→ Text excerpt
Trainer API#

class cerebras.modelzoo.Trainer(device=None, backend=None, model_dir=<object object>, model=<object object>, optimizer=None, schedulers=None, precision=None, sparsity=None, loop=None, checkpoint=None, logging=None, callbacks=None, loggers=None, seed=None)[source]#

The Trainer class is the main entry point for training models in ModelZoo.

Parameters
  • device (Optional[str]) – The device to train the model on. It must be one of “CSX”, “CPU”, or “GPU”.

  • backend (Optional[Backend]) – The backend used to train the model. This argument is mutually exclusive with device.

  • model_dir (str) – The directory where the model artifacts are saved.

  • model (Union[Callable[[], torch.nn.Module], torch.nn.Module]) –

    The model to train. It must be one of the following:

    • If a callable is passed, it is assumed to be a function that takes in no arguments returns a torch.nn.Module.

    • If a torch.nn.Module is passed, it is used as is.

  • optimizer (Union[Optimizer, Callable[[torch.nn.Module], Optimizer], None]) –

    The optimizer used to optimize the model. It must be one of the following:

    • If a Optimizer is passed, it is used as is.

    • If a callable is passed, it is assumed to be a function that takes in a torch.nn.Module and returns a Optimizer.

    • If not passed, then assume that only validation will be run.

  • schedulers (SchedulersInput) –

    The set of optimizer schedulers to be used. Common schedulers include LR schedulers. It must be a list of these items:

    • If a cstorch.optim.scheduler.Scheduler is passed, it is used as is.

    • A callable that is assumed to be a function that takes in a Optimizer and returns a cstorch.optim.scheduler.Scheduler.

    • If None, there is no optimizer param group scheduling.

  • precision (Optional[Precision]) – The Precision callback used during training

  • sparsity (Optional[SparsityAlgorithm]) –

    The sparsity algorithm used to sparsify weights during training/validation It must be one of the following:

  • loop (Optional[LoopCallback]) – The loop callback to use for training. It must be an instance of LoopCallback. If not provided, the default loop is TrainingLoop(num_epochs=1).

→ Data excerpts
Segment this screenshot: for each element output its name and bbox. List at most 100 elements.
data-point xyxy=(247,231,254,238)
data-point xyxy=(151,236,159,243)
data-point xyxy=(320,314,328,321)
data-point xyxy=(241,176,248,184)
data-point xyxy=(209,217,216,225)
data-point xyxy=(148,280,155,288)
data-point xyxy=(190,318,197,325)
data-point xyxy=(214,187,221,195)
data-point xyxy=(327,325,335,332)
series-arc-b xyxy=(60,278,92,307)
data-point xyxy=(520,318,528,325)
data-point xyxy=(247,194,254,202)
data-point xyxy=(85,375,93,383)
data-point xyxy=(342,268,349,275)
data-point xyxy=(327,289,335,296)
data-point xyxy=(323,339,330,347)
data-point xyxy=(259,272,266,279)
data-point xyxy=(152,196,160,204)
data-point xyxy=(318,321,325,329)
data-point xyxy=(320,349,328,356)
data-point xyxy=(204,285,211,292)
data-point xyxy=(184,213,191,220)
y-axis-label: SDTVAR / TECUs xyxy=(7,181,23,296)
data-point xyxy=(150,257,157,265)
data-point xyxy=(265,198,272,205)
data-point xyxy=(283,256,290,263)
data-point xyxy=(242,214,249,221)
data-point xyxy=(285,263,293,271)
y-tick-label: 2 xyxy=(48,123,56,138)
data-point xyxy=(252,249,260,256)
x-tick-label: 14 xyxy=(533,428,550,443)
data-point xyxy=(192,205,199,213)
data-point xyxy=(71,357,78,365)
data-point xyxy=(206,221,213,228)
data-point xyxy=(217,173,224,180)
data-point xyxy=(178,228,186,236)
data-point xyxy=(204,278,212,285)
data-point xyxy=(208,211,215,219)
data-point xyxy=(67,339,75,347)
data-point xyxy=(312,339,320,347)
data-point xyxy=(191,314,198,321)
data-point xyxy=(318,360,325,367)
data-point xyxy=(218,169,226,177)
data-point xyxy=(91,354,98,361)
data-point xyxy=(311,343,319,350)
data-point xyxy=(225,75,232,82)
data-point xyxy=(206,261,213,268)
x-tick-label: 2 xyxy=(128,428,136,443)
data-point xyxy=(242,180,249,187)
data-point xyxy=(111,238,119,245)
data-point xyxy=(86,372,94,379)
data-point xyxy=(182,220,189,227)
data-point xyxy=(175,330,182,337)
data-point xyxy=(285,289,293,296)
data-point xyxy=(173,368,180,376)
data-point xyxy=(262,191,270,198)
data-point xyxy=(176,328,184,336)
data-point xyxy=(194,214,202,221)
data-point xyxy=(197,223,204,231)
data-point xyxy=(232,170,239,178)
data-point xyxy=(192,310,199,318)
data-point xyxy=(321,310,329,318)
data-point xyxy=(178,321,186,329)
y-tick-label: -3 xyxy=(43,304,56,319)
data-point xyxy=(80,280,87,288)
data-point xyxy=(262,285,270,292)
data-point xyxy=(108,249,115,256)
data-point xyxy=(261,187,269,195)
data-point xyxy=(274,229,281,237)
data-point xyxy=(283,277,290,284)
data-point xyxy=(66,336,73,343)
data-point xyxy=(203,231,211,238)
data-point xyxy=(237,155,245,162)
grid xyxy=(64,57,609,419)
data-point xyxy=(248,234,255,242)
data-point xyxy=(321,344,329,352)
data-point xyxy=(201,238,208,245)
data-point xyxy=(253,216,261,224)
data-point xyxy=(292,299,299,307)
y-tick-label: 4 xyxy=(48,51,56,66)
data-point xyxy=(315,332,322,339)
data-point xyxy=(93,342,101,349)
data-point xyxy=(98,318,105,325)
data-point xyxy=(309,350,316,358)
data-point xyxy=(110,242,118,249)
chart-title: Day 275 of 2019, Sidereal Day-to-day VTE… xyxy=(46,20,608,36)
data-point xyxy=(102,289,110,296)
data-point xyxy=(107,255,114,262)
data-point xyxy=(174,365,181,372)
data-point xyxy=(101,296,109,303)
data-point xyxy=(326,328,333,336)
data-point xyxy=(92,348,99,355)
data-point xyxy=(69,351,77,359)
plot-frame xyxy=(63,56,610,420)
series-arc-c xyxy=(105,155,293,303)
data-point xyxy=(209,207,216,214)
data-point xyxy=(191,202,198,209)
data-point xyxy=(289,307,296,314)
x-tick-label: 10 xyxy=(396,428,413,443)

→ Task to complete
In one to three sentences, explain from the Trainer API text what the Trainer assumes when the optimizer argument is not passed. The entries have no role in this.

→ Answer to this exercise
If no optimizer is passed, the Trainer assumes that only validation will be run. The optimizer is what optimizes the model, so without one no training is expected.